* [Given problem] Answer with one number: how many lines hold the string "初步体会静态描写和动态描写".

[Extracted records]
********
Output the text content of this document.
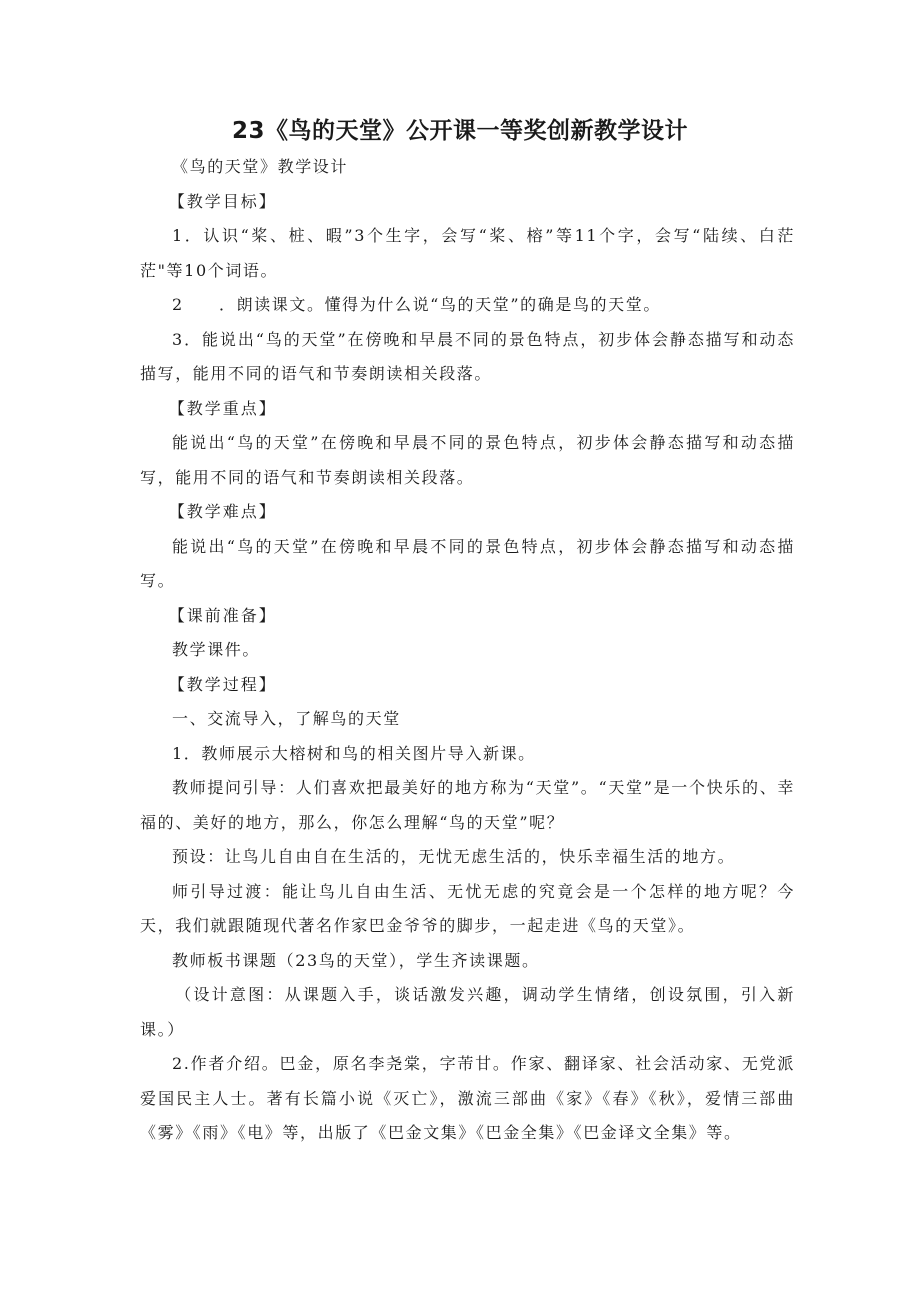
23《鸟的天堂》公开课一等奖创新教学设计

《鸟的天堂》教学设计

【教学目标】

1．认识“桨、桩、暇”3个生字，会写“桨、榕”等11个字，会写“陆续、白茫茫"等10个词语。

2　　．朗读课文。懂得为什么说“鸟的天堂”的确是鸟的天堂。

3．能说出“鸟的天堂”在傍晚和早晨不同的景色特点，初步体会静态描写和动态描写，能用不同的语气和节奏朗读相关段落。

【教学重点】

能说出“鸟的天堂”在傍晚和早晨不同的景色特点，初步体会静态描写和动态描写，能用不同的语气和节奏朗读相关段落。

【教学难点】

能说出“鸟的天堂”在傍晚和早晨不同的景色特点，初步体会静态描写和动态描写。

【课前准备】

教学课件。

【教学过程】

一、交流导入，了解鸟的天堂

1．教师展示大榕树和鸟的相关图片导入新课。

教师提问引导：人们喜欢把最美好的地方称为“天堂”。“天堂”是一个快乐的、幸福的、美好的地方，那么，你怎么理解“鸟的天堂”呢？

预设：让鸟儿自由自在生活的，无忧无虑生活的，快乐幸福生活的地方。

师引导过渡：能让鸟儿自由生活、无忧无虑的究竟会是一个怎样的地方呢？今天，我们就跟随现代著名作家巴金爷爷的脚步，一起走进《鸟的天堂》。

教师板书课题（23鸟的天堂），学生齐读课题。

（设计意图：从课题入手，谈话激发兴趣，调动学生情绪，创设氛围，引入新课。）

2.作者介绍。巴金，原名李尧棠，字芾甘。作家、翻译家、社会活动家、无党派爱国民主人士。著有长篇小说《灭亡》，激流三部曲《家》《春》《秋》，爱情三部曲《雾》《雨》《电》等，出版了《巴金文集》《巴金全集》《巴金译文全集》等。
********
* [Exercise answer] 3